### Supplied records
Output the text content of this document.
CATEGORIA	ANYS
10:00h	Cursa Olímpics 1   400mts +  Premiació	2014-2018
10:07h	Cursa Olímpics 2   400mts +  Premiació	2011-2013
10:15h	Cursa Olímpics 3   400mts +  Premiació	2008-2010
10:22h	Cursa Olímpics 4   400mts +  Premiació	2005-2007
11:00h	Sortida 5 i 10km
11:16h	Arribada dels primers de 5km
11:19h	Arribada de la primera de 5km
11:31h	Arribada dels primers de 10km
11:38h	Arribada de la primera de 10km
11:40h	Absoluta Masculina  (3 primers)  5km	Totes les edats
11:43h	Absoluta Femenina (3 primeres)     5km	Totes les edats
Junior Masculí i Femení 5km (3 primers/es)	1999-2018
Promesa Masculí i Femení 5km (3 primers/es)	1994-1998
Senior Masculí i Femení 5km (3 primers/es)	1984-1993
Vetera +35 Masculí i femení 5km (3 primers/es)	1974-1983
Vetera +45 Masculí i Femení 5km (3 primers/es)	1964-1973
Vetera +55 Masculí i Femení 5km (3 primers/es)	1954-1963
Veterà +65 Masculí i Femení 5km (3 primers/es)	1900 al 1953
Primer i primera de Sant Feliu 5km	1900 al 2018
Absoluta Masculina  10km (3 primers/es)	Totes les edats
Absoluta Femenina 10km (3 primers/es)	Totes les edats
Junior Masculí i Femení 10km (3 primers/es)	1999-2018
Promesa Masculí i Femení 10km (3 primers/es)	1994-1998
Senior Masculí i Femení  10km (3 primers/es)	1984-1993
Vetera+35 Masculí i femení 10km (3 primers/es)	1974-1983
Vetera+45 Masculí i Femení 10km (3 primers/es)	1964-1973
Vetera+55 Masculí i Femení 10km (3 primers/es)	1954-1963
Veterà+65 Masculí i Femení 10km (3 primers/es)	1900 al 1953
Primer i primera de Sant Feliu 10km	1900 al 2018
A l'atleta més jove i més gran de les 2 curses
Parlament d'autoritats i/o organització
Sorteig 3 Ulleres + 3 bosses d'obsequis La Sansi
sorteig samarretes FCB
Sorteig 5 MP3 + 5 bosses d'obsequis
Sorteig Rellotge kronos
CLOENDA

### Stated task
Please set down each line of the records exactly as given.

### Problem solution
Output the text content of this document.
CATEGORIA	ANYS
10:00h	Cursa Olímpics 1   400mts +  Premiació	2014-2018
10:07h	Cursa Olímpics 2   400mts +  Premiació	2011-2013
10:15h	Cursa Olímpics 3   400mts +  Premiació	2008-2010
10:22h	Cursa Olímpics 4   400mts +  Premiació	2005-2007
11:00h	Sortida 5 i 10km
11:16h	Arribada dels primers de 5km
11:19h	Arribada de la primera de 5km
11:31h	Arribada dels primers de 10km
11:38h	Arribada de la primera de 10km
11:40h	Absoluta Masculina  (3 primers)  5km	Totes les edats
11:43h	Absoluta Femenina (3 primeres)     5km	Totes les edats
Junior Masculí i Femení 5km (3 primers/es)	1999-2018
Promesa Masculí i Femení 5km (3 primers/es)	1994-1998
Senior Masculí i Femení 5km (3 primers/es)	1984-1993
Vetera +35 Masculí i femení 5km (3 primers/es)	1974-1983
Vetera +45 Masculí i Femení 5km (3 primers/es)	1964-1973
Vetera +55 Masculí i Femení 5km (3 primers/es)	1954-1963
Veterà +65 Masculí i Femení 5km (3 primers/es)	1900 al 1953
Primer i primera de Sant Feliu 5km	1900 al 2018
Absoluta Masculina  10km (3 primers/es)	Totes les edats
Absoluta Femenina 10km (3 primers/es)	Totes les edats
Junior Masculí i Femení 10km (3 primers/es)	1999-2018
Promesa Masculí i Femení 10km (3 primers/es)	1994-1998
Senior Masculí i Femení  10km (3 primers/es)	1984-1993
Vetera+35 Masculí i femení 10km (3 primers/es)	1974-1983
Vetera+45 Masculí i Femení 10km (3 primers/es)	1964-1973
Vetera+55 Masculí i Femení 10km (3 primers/es)	1954-1963
Veterà+65 Masculí i Femení 10km (3 primers/es)	1900 al 1953
Primer i primera de Sant Feliu 10km	1900 al 2018
A l'atleta més jove i més gran de les 2 curses
Parlament d'autoritats i/o organització
Sorteig 3 Ulleres + 3 bosses d'obsequis La Sansi
sorteig samarretes FCB
Sorteig 5 MP3 + 5 bosses d'obsequis
Sorteig Rellotge kronos
CLOENDA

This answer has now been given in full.